───── Input records ─────
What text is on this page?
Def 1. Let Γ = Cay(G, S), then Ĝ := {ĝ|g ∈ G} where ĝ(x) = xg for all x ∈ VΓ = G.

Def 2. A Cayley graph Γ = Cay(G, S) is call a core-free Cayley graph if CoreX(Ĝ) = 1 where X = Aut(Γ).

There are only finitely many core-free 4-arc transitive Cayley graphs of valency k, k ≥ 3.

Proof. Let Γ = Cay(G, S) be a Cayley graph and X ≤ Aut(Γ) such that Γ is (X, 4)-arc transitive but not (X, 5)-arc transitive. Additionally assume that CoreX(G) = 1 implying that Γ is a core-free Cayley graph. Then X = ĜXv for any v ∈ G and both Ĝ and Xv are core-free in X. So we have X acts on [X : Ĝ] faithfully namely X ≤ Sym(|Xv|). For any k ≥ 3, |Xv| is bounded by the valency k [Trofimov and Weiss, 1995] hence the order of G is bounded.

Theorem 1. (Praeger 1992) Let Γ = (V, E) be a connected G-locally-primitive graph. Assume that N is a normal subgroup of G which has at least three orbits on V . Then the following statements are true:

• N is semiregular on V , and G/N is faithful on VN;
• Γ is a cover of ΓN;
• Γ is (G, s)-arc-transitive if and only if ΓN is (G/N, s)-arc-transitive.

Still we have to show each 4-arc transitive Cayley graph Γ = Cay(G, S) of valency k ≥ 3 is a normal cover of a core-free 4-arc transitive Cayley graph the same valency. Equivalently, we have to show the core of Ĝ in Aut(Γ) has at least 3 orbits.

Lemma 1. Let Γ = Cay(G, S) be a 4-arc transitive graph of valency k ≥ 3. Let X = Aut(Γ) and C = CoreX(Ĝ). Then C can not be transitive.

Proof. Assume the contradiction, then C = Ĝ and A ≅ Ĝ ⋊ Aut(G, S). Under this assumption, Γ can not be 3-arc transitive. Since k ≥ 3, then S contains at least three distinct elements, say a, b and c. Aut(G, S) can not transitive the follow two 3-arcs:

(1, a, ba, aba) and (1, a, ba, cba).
─────
> Aim:
From the listing above, copy every line that includes the word "this".

> Solved exercise:
What text is on this page?
Proof. Assume the contradiction, then C = Ĝ and A ≅ Ĝ ⋊ Aut(G, S). Under this assumption, Γ can not be 3-arc transitive. Since k ≥ 3, then S contains at least three distinct elements, say a, b and c. Aut(G, S) can not transitive the follow two 3-arcs:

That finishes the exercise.